■ **Required work**
All of the data should be output character for character, except the pictures.

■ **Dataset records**
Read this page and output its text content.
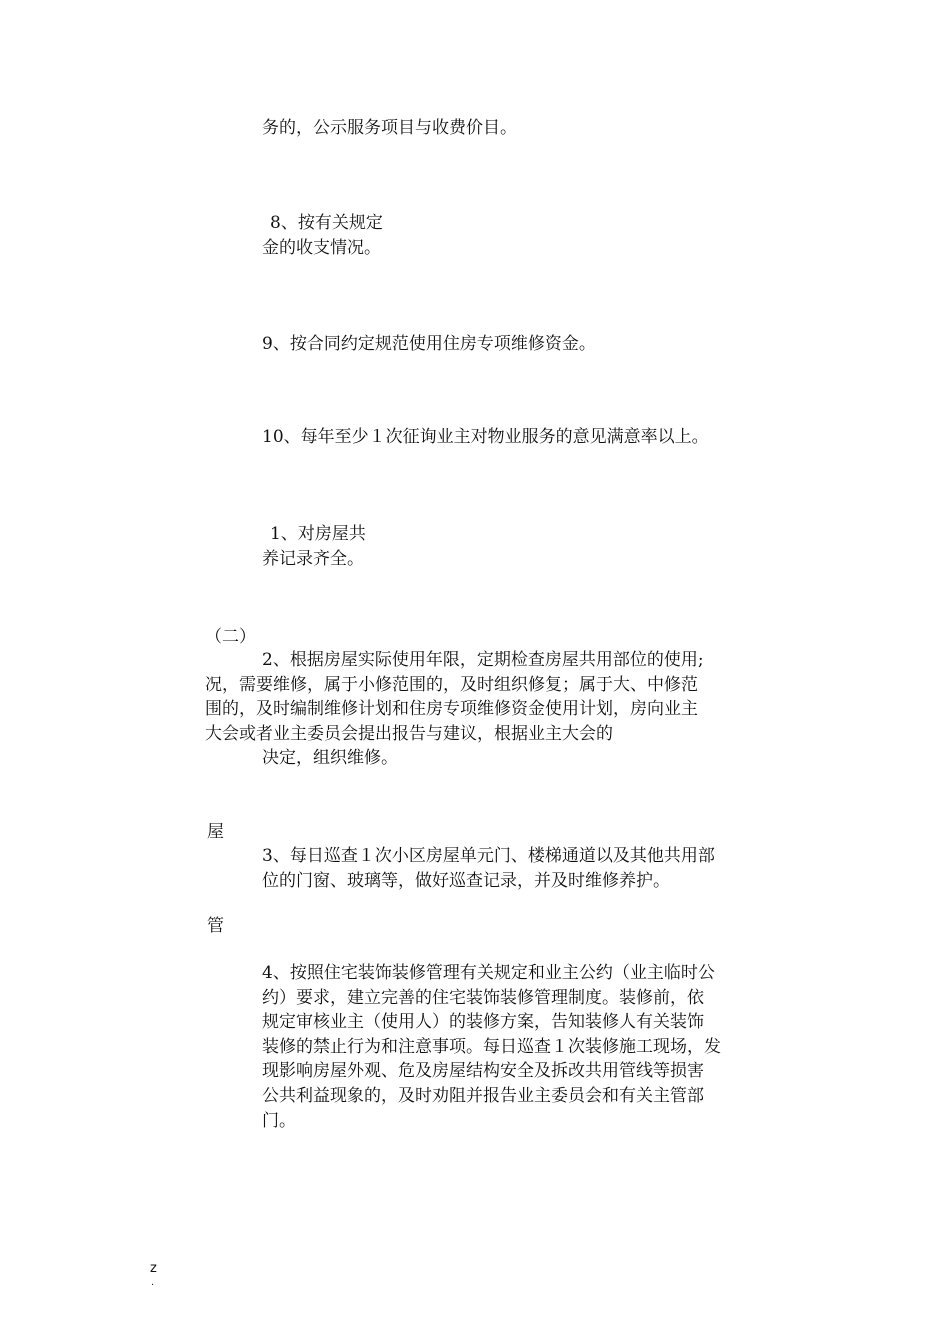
务的，公示服务项目与收费价目。

8、按有关规定

金的收支情况。

9、按合同约定规范使用住房专项维修资金。

10、每年至少１次征询业主对物业服务的意见满意率以上。

1、对房屋共

养记录齐全。

（二）

2、根据房屋实际使用年限，定期检查房屋共用部位的使用;
况，需要维修，属于小修范围的，及时组织修复；属于大、中修范
围的，及时编制维修计划和住房专项维修资金使用计划，房向业主
大会或者业主委员会提出报告与建议，根据业主大会的
决定，组织维修。

屋

3、每日巡查１次小区房屋单元门、楼梯通道以及其他共用部
位的门窗、玻璃等，做好巡查记录，并及时维修养护。

管

4、按照住宅装饰装修管理有关规定和业主公约（业主临时公
约）要求，建立完善的住宅装饰装修管理制度。装修前，依
规定审核业主（使用人）的装修方案，告知装修人有关装饰
装修的禁止行为和注意事项。每日巡查１次装修施工现场，发
现影响房屋外观、危及房屋结构安全及拆改共用管线等损害
公共利益现象的，及时劝阻并报告业主委员会和有关主管部
门。
z
.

■ **Result of the exercise**
Read this page and output its text content.
务的，公示服务项目与收费价目。

8、按有关规定

金的收支情况。

9、按合同约定规范使用住房专项维修资金。

10、每年至少１次征询业主对物业服务的意见满意率以上。

1、对房屋共

养记录齐全。

（二）

2、根据房屋实际使用年限，定期检查房屋共用部位的使用;
况，需要维修，属于小修范围的，及时组织修复；属于大、中修范
围的，及时编制维修计划和住房专项维修资金使用计划，房向业主
大会或者业主委员会提出报告与建议，根据业主大会的
决定，组织维修。

屋

3、每日巡查１次小区房屋单元门、楼梯通道以及其他共用部
位的门窗、玻璃等，做好巡查记录，并及时维修养护。

管

4、按照住宅装饰装修管理有关规定和业主公约（业主临时公
约）要求，建立完善的住宅装饰装修管理制度。装修前，依
规定审核业主（使用人）的装修方案，告知装修人有关装饰
装修的禁止行为和注意事项。每日巡查１次装修施工现场，发
现影响房屋外观、危及房屋结构安全及拆改共用管线等损害
公共利益现象的，及时劝阻并报告业主委员会和有关主管部
门。
z
.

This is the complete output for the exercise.